[Stored records]

----------

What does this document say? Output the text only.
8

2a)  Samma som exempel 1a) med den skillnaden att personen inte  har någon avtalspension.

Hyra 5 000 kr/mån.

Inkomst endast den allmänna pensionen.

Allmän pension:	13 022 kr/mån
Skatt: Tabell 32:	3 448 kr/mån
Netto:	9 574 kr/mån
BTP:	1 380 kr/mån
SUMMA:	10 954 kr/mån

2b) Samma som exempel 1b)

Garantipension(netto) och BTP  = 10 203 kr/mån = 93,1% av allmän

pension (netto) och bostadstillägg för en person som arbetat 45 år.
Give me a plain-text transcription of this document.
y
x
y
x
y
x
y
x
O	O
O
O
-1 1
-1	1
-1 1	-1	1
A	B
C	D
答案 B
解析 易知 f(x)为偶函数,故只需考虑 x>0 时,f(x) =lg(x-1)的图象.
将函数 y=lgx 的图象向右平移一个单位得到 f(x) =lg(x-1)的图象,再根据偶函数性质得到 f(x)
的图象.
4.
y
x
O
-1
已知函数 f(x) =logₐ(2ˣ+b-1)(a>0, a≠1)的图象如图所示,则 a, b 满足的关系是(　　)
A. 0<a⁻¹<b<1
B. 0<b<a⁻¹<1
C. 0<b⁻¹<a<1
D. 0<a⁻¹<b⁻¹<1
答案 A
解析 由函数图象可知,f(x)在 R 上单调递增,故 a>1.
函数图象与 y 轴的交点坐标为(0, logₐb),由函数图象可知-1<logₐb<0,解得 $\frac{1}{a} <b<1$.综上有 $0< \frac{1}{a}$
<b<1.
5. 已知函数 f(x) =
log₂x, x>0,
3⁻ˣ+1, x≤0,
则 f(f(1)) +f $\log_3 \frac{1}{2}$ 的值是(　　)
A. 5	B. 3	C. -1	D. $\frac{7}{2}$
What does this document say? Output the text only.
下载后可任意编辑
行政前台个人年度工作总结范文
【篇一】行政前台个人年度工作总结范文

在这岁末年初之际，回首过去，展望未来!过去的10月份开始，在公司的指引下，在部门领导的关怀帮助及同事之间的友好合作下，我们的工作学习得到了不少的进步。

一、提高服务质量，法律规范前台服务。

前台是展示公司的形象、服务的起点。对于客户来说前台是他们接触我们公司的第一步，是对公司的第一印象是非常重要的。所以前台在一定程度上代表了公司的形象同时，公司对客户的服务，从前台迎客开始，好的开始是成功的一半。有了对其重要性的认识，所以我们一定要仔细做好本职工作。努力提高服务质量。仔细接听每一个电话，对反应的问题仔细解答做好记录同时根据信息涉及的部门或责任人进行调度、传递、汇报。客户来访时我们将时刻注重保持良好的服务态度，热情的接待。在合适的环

----------

▶ Task:
Copy every record exactly as presented.

▶ Finished answer:
What does this document say? Output the text only.
8

2a)  Samma som exempel 1a) med den skillnaden att personen inte  har någon avtalspension.

Hyra 5 000 kr/mån.

Inkomst endast den allmänna pensionen.

Allmän pension:	13 022 kr/mån
Skatt: Tabell 32:	3 448 kr/mån
Netto:	9 574 kr/mån
BTP:	1 380 kr/mån
SUMMA:	10 954 kr/mån

2b) Samma som exempel 1b)

Garantipension(netto) och BTP  = 10 203 kr/mån = 93,1% av allmän

pension (netto) och bostadstillägg för en person som arbetat 45 år.
Give me a plain-text transcription of this document.
y
x
y
x
y
x
y
x
O	O
O
O
-1 1
-1	1
-1 1	-1	1
A	B
C	D
答案 B
解析 易知 f(x)为偶函数,故只需考虑 x>0 时,f(x) =lg(x-1)的图象.
将函数 y=lgx 的图象向右平移一个单位得到 f(x) =lg(x-1)的图象,再根据偶函数性质得到 f(x)
的图象.
4.
y
x
O
-1
已知函数 f(x) =logₐ(2ˣ+b-1)(a>0, a≠1)的图象如图所示,则 a, b 满足的关系是(　　)
A. 0<a⁻¹<b<1
B. 0<b<a⁻¹<1
C. 0<b⁻¹<a<1
D. 0<a⁻¹<b⁻¹<1
答案 A
解析 由函数图象可知,f(x)在 R 上单调递增,故 a>1.
函数图象与 y 轴的交点坐标为(0, logₐb),由函数图象可知-1<logₐb<0,解得 $\frac{1}{a} <b<1$.综上有 $0< \frac{1}{a}$
<b<1.
5. 已知函数 f(x) =
log₂x, x>0,
3⁻ˣ+1, x≤0,
则 f(f(1)) +f $\log_3 \frac{1}{2}$ 的值是(　　)
A. 5	B. 3	C. -1	D. $\frac{7}{2}$
What does this document say? Output the text only.
下载后可任意编辑
行政前台个人年度工作总结范文
【篇一】行政前台个人年度工作总结范文

在这岁末年初之际，回首过去，展望未来!过去的10月份开始，在公司的指引下，在部门领导的关怀帮助及同事之间的友好合作下，我们的工作学习得到了不少的进步。

一、提高服务质量，法律规范前台服务。

前台是展示公司的形象、服务的起点。对于客户来说前台是他们接触我们公司的第一步，是对公司的第一印象是非常重要的。所以前台在一定程度上代表了公司的形象同时，公司对客户的服务，从前台迎客开始，好的开始是成功的一半。有了对其重要性的认识，所以我们一定要仔细做好本职工作。努力提高服务质量。仔细接听每一个电话，对反应的问题仔细解答做好记录同时根据信息涉及的部门或责任人进行调度、传递、汇报。客户来访时我们将时刻注重保持良好的服务态度，热情的接待。在合适的环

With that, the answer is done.